## Data listing:
========================================

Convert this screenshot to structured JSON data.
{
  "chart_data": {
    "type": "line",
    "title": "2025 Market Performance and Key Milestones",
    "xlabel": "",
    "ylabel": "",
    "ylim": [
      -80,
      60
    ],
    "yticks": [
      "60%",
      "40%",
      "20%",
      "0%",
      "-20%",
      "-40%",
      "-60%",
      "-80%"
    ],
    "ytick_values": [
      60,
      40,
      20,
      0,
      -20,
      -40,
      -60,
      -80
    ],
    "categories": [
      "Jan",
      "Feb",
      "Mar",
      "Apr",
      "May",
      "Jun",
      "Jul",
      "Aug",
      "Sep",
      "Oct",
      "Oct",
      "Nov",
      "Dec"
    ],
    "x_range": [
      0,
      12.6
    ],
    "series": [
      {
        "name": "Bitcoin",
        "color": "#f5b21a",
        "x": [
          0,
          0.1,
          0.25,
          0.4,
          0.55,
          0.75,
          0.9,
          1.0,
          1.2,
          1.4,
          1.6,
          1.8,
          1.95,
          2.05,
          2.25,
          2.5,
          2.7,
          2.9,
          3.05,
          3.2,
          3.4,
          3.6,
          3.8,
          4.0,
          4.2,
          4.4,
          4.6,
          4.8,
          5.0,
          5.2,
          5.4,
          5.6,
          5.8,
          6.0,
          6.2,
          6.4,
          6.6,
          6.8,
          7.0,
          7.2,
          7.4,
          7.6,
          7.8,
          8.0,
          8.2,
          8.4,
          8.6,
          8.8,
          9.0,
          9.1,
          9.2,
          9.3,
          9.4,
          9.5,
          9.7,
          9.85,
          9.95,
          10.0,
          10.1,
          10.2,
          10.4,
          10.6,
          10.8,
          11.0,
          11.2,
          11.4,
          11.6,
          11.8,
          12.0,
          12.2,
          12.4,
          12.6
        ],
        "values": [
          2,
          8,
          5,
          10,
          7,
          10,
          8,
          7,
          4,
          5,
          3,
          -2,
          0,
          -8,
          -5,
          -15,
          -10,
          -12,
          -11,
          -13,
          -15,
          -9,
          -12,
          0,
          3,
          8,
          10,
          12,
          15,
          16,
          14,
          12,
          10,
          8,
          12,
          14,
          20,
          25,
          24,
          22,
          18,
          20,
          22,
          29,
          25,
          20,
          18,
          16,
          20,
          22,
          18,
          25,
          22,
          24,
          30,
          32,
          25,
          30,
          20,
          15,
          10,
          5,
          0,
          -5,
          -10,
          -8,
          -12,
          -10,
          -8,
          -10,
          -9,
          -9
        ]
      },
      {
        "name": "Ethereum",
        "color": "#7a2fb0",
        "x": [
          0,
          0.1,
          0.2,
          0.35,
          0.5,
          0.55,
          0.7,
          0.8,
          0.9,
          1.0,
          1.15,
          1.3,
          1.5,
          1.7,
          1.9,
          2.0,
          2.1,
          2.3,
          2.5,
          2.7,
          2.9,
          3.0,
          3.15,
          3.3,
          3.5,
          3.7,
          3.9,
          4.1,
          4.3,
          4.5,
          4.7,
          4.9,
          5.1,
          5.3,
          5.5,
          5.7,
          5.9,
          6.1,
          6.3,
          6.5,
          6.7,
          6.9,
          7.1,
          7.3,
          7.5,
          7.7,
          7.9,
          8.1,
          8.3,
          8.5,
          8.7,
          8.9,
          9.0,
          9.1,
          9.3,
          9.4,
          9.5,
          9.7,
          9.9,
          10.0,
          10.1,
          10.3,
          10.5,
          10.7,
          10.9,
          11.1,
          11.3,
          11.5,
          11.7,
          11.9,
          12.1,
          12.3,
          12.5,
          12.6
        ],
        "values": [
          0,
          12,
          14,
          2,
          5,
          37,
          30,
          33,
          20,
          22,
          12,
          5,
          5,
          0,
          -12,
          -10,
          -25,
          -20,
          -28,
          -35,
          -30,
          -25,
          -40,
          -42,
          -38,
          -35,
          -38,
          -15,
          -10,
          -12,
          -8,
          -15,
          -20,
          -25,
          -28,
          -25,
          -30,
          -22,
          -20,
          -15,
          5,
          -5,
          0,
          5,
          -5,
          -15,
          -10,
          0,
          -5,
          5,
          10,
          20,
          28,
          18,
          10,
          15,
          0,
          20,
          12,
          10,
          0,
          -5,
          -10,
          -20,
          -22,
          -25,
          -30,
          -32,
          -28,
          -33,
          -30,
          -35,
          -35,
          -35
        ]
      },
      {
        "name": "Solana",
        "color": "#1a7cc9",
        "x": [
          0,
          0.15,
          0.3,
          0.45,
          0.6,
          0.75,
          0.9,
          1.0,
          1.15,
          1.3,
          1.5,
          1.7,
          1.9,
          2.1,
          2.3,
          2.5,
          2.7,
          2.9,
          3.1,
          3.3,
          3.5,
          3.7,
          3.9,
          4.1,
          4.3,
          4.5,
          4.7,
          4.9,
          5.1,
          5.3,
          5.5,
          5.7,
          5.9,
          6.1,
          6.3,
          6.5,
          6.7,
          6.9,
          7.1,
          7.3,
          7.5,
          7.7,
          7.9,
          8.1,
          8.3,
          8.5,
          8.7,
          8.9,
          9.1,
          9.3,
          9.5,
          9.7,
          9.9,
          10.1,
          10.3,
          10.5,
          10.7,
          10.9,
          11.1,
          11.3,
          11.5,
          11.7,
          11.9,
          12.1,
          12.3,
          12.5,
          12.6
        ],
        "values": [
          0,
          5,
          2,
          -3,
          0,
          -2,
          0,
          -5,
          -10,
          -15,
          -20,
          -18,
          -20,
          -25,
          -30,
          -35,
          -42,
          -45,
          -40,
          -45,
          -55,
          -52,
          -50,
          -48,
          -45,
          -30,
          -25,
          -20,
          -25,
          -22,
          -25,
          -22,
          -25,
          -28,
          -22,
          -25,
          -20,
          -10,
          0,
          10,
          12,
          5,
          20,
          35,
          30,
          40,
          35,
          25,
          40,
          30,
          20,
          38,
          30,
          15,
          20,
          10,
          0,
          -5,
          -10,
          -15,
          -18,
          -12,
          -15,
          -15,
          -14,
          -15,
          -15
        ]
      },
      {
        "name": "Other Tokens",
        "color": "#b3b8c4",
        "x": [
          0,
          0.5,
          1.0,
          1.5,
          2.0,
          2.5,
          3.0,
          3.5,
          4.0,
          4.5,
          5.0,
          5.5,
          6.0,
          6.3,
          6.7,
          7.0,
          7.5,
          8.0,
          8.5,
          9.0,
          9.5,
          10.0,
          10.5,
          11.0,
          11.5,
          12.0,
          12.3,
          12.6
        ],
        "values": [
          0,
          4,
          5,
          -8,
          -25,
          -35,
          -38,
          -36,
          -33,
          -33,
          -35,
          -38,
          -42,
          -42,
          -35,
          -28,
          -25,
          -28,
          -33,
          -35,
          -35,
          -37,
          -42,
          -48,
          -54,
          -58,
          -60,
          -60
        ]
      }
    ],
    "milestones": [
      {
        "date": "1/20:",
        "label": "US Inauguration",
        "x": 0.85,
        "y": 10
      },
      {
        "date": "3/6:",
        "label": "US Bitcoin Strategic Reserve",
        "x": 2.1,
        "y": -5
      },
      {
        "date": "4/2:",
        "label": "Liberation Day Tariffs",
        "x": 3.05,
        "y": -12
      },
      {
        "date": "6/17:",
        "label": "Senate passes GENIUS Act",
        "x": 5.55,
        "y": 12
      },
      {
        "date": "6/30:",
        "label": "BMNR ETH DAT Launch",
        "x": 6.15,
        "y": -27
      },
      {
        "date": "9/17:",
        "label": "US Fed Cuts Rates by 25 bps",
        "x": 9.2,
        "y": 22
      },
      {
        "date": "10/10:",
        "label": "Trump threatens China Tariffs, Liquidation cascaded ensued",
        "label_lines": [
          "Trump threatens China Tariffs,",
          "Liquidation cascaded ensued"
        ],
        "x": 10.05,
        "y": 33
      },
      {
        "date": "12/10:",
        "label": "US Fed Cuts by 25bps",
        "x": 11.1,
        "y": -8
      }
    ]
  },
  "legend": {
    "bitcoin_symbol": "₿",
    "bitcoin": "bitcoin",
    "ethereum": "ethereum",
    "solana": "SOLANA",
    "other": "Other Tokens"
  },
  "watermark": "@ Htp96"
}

========================================

## Requirement:
Copy each line of the listing that contains the string "ensued".

## Completed exercise:
        "label": "Trump threatens China Tariffs, Liquidation cascaded ensued",
          "Liquidation cascaded ensued"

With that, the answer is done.